__Problem to work on__
Give back only the lines from the one with "Extract all readable text from this page." through the last line of the data, exactly as they appear.

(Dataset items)
-.-.-

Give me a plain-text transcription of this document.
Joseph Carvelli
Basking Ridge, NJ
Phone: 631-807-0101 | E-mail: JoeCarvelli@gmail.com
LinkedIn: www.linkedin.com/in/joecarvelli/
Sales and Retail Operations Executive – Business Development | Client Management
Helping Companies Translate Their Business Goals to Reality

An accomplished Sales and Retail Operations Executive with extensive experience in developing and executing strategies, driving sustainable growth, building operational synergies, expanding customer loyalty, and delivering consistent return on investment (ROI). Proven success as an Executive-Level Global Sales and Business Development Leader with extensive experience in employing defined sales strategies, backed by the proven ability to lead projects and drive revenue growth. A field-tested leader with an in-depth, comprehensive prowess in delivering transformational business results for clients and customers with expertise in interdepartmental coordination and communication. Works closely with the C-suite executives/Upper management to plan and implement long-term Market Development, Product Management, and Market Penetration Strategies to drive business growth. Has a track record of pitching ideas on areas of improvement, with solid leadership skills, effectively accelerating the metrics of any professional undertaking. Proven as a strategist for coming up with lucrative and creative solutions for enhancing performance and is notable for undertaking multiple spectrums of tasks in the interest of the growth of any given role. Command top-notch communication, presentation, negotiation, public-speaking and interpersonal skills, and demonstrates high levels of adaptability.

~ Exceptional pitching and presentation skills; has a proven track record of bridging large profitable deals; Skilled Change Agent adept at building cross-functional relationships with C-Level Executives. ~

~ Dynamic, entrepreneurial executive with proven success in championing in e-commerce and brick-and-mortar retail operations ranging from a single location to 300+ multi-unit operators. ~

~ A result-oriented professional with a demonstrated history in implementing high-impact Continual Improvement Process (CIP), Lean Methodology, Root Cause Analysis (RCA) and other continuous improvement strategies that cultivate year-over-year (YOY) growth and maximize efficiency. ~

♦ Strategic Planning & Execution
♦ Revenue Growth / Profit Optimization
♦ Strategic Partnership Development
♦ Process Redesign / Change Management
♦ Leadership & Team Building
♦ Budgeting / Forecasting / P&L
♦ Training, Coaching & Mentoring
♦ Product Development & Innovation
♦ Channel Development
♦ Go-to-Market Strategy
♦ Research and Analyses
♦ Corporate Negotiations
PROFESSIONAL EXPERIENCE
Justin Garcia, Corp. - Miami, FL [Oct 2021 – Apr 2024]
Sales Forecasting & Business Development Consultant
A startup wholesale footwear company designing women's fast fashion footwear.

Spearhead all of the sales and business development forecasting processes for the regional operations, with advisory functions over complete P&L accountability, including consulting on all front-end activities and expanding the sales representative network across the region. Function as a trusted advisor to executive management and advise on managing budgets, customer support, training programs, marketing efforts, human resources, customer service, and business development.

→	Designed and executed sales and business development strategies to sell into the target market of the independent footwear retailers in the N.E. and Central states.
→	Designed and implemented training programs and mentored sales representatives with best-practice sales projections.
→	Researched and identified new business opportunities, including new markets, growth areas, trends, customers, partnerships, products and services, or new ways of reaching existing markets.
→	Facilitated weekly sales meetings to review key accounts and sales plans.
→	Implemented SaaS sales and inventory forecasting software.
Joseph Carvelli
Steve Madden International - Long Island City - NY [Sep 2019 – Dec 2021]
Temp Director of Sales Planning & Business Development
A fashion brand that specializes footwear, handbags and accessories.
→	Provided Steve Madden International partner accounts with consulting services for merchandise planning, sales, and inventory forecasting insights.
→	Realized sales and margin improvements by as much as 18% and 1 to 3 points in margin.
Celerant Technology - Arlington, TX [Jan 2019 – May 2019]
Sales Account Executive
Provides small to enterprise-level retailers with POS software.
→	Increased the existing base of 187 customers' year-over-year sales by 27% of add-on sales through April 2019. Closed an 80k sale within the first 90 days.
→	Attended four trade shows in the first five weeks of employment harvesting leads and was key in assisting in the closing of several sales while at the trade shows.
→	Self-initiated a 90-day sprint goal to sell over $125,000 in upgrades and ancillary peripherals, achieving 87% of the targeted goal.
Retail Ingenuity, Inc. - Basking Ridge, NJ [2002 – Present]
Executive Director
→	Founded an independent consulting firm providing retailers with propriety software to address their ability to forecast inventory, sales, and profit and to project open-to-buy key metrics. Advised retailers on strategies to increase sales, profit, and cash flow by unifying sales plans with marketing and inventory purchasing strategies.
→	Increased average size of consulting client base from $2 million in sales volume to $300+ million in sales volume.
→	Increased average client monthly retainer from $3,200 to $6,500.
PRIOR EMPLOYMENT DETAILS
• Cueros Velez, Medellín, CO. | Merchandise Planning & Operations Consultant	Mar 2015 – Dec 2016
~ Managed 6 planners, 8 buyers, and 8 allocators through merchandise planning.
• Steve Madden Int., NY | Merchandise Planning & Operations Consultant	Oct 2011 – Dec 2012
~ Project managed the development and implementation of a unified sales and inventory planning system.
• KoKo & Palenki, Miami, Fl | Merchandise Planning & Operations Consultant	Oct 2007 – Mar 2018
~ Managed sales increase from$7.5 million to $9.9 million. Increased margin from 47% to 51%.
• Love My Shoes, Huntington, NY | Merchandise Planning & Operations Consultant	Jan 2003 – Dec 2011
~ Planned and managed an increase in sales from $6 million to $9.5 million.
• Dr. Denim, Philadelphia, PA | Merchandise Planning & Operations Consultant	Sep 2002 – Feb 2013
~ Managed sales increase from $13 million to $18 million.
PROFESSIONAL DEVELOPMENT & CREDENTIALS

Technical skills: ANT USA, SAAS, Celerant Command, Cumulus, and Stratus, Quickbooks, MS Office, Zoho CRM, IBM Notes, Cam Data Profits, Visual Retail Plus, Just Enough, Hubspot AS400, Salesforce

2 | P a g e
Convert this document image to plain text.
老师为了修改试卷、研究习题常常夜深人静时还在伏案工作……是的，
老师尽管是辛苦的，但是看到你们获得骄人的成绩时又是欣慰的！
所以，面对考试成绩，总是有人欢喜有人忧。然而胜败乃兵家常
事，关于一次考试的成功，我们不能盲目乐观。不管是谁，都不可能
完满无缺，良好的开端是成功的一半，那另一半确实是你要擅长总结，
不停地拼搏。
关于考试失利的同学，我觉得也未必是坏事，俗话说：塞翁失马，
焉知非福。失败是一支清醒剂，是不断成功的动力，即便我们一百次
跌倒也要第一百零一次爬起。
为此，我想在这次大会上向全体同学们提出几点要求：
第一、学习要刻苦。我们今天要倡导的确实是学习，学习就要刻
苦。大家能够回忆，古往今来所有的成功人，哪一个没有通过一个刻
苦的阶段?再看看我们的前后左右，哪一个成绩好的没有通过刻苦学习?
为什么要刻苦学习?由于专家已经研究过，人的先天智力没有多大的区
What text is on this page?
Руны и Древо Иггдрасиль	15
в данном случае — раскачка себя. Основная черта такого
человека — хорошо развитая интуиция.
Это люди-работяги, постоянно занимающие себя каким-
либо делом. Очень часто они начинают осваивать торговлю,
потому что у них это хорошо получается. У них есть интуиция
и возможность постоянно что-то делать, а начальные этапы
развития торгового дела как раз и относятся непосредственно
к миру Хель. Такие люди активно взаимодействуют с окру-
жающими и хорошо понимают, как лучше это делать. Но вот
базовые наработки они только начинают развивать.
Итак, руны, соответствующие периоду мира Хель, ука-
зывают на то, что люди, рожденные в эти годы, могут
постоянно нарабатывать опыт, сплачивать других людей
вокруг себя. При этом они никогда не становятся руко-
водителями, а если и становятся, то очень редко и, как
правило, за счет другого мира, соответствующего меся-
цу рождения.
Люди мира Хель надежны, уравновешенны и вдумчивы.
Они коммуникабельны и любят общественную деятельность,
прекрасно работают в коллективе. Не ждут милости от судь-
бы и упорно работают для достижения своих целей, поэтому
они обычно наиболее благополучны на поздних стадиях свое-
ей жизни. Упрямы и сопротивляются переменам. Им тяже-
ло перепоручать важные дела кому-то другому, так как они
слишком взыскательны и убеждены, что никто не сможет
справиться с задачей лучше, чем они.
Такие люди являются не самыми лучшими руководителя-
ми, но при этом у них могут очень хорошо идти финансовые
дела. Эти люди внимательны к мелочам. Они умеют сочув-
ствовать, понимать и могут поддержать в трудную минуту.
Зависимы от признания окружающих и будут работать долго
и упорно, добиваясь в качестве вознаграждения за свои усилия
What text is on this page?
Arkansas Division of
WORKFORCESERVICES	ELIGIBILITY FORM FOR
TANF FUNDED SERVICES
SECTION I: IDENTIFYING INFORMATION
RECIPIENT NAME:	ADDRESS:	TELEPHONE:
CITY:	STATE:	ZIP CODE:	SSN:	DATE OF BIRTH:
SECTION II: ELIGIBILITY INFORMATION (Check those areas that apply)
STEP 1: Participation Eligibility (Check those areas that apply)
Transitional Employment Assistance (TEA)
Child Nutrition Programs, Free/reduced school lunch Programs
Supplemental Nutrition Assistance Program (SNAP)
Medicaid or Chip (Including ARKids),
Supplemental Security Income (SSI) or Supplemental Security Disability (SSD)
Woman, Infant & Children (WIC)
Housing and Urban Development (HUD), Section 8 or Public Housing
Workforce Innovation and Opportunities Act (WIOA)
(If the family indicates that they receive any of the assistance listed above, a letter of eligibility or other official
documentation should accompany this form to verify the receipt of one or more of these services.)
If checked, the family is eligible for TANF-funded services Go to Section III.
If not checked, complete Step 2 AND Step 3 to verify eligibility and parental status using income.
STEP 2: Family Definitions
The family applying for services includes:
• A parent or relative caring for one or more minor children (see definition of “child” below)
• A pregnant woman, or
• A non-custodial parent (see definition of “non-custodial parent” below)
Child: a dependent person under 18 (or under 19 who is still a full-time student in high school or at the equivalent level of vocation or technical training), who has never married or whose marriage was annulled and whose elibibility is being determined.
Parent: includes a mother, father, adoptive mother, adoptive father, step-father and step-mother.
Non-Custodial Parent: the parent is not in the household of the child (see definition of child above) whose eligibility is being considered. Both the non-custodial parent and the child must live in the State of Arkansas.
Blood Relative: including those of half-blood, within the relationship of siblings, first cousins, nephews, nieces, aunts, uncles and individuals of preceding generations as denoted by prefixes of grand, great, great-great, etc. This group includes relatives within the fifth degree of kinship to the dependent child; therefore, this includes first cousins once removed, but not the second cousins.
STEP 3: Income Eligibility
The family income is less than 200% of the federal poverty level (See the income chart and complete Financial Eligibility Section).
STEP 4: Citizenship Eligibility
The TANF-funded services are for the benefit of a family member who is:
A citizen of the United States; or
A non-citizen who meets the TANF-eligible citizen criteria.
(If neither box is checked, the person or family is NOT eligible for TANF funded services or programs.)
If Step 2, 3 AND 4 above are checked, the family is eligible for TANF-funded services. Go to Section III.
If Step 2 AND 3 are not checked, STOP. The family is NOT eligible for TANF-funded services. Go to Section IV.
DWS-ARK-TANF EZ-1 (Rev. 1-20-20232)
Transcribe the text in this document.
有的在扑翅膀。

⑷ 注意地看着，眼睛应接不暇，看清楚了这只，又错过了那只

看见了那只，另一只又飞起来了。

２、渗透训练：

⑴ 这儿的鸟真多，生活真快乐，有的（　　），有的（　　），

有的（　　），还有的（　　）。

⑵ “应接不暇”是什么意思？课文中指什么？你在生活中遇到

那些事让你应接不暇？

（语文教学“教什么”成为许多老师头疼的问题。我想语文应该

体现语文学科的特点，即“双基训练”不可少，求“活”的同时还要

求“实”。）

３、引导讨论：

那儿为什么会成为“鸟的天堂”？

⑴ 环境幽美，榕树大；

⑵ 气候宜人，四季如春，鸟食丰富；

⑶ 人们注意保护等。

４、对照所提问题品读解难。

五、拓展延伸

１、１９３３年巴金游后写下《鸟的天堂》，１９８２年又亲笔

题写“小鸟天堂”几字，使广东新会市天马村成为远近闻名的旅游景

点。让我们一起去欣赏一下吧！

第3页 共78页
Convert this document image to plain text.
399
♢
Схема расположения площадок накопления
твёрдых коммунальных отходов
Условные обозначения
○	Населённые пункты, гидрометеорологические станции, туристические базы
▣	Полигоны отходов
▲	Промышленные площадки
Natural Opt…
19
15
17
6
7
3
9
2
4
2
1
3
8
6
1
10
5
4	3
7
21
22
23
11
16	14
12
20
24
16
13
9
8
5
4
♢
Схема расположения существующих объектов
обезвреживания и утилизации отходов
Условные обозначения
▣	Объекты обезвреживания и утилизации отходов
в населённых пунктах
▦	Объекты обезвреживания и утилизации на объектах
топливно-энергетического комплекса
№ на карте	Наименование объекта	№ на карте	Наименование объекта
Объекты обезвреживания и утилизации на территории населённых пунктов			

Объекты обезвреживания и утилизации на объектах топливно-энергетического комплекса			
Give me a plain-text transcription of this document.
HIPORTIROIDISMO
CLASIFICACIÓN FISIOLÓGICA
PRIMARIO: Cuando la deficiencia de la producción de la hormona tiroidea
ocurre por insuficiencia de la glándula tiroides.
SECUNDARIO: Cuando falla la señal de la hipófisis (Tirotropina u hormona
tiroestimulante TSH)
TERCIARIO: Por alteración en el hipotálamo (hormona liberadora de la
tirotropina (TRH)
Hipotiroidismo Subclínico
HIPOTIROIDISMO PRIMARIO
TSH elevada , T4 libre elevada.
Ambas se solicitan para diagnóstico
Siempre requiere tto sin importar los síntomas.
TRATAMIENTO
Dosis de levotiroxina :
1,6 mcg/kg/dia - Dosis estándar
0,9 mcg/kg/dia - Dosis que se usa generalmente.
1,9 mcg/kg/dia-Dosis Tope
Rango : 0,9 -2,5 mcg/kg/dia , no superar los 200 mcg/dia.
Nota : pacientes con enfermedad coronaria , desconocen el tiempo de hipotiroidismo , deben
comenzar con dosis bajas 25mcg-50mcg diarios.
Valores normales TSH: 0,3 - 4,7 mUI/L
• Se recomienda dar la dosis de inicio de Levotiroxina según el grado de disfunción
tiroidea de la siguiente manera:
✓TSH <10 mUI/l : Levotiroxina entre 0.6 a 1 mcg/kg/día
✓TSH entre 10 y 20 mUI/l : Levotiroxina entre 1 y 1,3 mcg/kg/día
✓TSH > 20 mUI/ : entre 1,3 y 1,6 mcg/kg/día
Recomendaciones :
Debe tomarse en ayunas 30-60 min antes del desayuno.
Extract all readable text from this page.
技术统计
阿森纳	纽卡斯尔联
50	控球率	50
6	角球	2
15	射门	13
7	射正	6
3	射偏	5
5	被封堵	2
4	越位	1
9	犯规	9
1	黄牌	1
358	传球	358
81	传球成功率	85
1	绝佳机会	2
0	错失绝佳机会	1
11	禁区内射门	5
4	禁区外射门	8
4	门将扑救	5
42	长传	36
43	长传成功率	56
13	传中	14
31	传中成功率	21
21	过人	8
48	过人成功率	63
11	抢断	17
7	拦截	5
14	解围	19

-.-.-

__Response for this exercise__
Extract all readable text from this page.
技术统计
阿森纳	纽卡斯尔联
50	控球率	50
6	角球	2
15	射门	13
7	射正	6
3	射偏	5
5	被封堵	2
4	越位	1
9	犯规	9
1	黄牌	1
358	传球	358
81	传球成功率	85
1	绝佳机会	2
0	错失绝佳机会	1
11	禁区内射门	5
4	禁区外射门	8
4	门将扑救	5
42	长传	36
43	长传成功率	56
13	传中	14
31	传中成功率	21
21	过人	8
48	过人成功率	63
11	抢断	17
7	拦截	5
14	解围	19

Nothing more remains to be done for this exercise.